[Begin]

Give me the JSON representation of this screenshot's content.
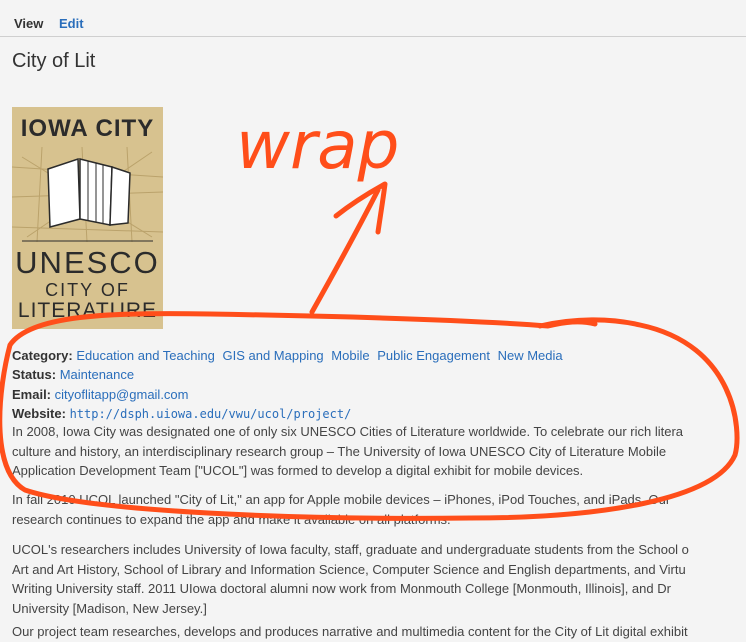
{
  "tabs": {
    "view": "View",
    "edit": "Edit"
  },
  "page_title": "City of Lit",
  "logo": {
    "top": "IOWA CITY",
    "mid": "UNESCO",
    "city": "CITY OF",
    "lit": "LITERATURE"
  },
  "meta": {
    "category_label": "Category:",
    "categories": [
      "Education and Teaching",
      "GIS and Mapping",
      "Mobile",
      "Public Engagement",
      "New Media"
    ],
    "status_label": "Status:",
    "status": "Maintenance",
    "email_label": "Email:",
    "email": "cityoflitapp@gmail.com",
    "website_label": "Website:",
    "website": "http://dsph.uiowa.edu/vwu/ucol/project/"
  },
  "paragraphs": {
    "p1": [
      "In 2008, Iowa City was designated one of only six UNESCO Cities of Literature worldwide. To celebrate our rich litera",
      "culture and history, an interdisciplinary research group – The University of Iowa UNESCO City of Literature Mobile",
      "Application Development Team [\"UCOL\"] was formed to develop a digital exhibit for mobile devices."
    ],
    "p2": [
      "In fall 2010 UCOL launched \"City of Lit,\" an app for Apple mobile devices – iPhones, iPod Touches, and iPads. Our",
      "research continues to expand the app and make it available on all platforms."
    ],
    "p3": [
      "UCOL's researchers includes University of Iowa faculty, staff, graduate and undergraduate students from the School o",
      "Art and Art History, School of Library and Information Science, Computer Science and English departments, and Virtu",
      "Writing University staff. 2011 UIowa doctoral alumni now work from Monmouth College [Monmouth, Illinois], and Dr",
      "University [Madison, New Jersey.]"
    ],
    "p4": [
      "Our project team researches, develops and produces narrative and multimedia content for the City of Lit digital exhibit"
    ]
  },
  "annotation": {
    "text": "wrap",
    "color": "#ff4e1a"
  }
}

[End]

Restate each entry word for word, leaving out any pictures.

Give me the JSON representation of this screenshot's content.
{
  "tabs": {
    "view": "View",
    "edit": "Edit"
  },
  "page_title": "City of Lit",
  "logo": {
    "top": "IOWA CITY",
    "mid": "UNESCO",
    "city": "CITY OF",
    "lit": "LITERATURE"
  },
  "meta": {
    "category_label": "Category:",
    "categories": [
      "Education and Teaching",
      "GIS and Mapping",
      "Mobile",
      "Public Engagement",
      "New Media"
    ],
    "status_label": "Status:",
    "status": "Maintenance",
    "email_label": "Email:",
    "email": "cityoflitapp@gmail.com",
    "website_label": "Website:",
    "website": "http://dsph.uiowa.edu/vwu/ucol/project/"
  },
  "paragraphs": {
    "p1": [
      "In 2008, Iowa City was designated one of only six UNESCO Cities of Literature worldwide. To celebrate our rich litera",
      "culture and history, an interdisciplinary research group – The University of Iowa UNESCO City of Literature Mobile",
      "Application Development Team [\"UCOL\"] was formed to develop a digital exhibit for mobile devices."
    ],
    "p2": [
      "In fall 2010 UCOL launched \"City of Lit,\" an app for Apple mobile devices – iPhones, iPod Touches, and iPads. Our",
      "research continues to expand the app and make it available on all platforms."
    ],
    "p3": [
      "UCOL's researchers includes University of Iowa faculty, staff, graduate and undergraduate students from the School o",
      "Art and Art History, School of Library and Information Science, Computer Science and English departments, and Virtu",
      "Writing University staff. 2011 UIowa doctoral alumni now work from Monmouth College [Monmouth, Illinois], and Dr",
      "University [Madison, New Jersey.]"
    ],
    "p4": [
      "Our project team researches, develops and produces narrative and multimedia content for the City of Lit digital exhibit"
    ]
  },
  "annotation": {
    "text": "wrap",
    "color": "#ff4e1a"
  }
}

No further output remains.